I´ve installed Plucene Search Engine for my Twiki, and I can already search within txt and html attachments. But there is a problem with xpdf. It is installed and works fine within the console (pdftotext a.pdf). But when I try ./plucindex, I get the message: Can't exec "pdftotext": No such file or directory at /usr/local/share/perl/5.8.4/Plucene/SearchEngine/Index/PDF.pm line 20.

What can I do?

-- StefanSchauer - 25 Jul 2007

I´ve solved to problem now. pdftotext has to be copied to the usr/bin folder, which is shown in the $PATH environment variable. I works fine now. Very useful Add-On!

-- StefanSchauer - 26 Jul 2007

i am using twiki on a windows platform. i get the fllowing errors in the log life.

[Thu Aug 30 15:02:05 2007] [error] [client 127.0.0.1] Use of uninitialized value in -d at C:/perl/site/lib/Plucene/Search/IndexSearcher.pm line 52., referer: http://localhost/twiki/bin/view/TWiki/PluceneSearch [Thu Aug 30 15:02:05 2007] [error] [client 127.0.0.1] Use of uninitialized value in concatenation (.) or string at C:/perl/site/lib/Plucene/Search/IndexSearcher.pm line 55., referer: http://localhost/twiki/bin/view/TWiki/PluceneSearch [Thu Aug 30 15:02:05 2007] [error] [client 127.0.0.1] Don't know how to turn into an index reader at C:/Apache2.2/htdocs/TWiki/bin/plucsearch line 209, referer: http://localhost/twiki/bin/view/TWiki/PluceneSearch

pls help?

→ **Source data**:
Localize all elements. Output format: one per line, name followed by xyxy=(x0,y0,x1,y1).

→ **Problem to solve**: Continue the forum thread about the Plucene search add-on for TWiki from its last post.

→ **Solved problem**:
-- AnoopR - 30 Aug 2007

This is probably because you have not set the PLUCENEINDEXPATH in your TWikiPreferences.

-- AndrewRJones - 31 Aug 2007

thanks for the tip, i got that working. but now i have a new problem.

my $tmpl = TWiki::Func::readTemplate( "plucsearch" );

is not reading the template file if i request through the web client. but if I do a

perl -wT plucsearch>test.html

then i get a good result i am running this on win2k/apache

-- AnoopR - 06 Sep 2007

The implementation of this plugin is quite in a messy state. Anybody mind if I clean up a bit.

-- MichaelDaum - 06 Sep 2007

Looks like there is very little activity on this topic. MichealDaum, i think everybody is looking at KinoSearch , which is promising much more. I am stuck here, only till i find out a way to install the C/C++ code in the KinoSearch package without installing MS Visual C++... any ideas?

-- AnoopR - 06 Sep 2007

I did it! i just had to run NMAKE on another system that had perl and visual c++. Then i copied the folder to my systemand ran "namke install". It ran and installed successfully.

I did also try to install the Windows SDK on my system i think i partially installed something, i am not sure if that was useful. The full SDK was around 700 MB, so i removed a lot and just installed few things that made sense...

-- AnoopR - 06 Sep 2007

Are there any benchmarks available for this plugin? We have a really large twiki with lots and lots of attachments, so I'm worried about how this scales.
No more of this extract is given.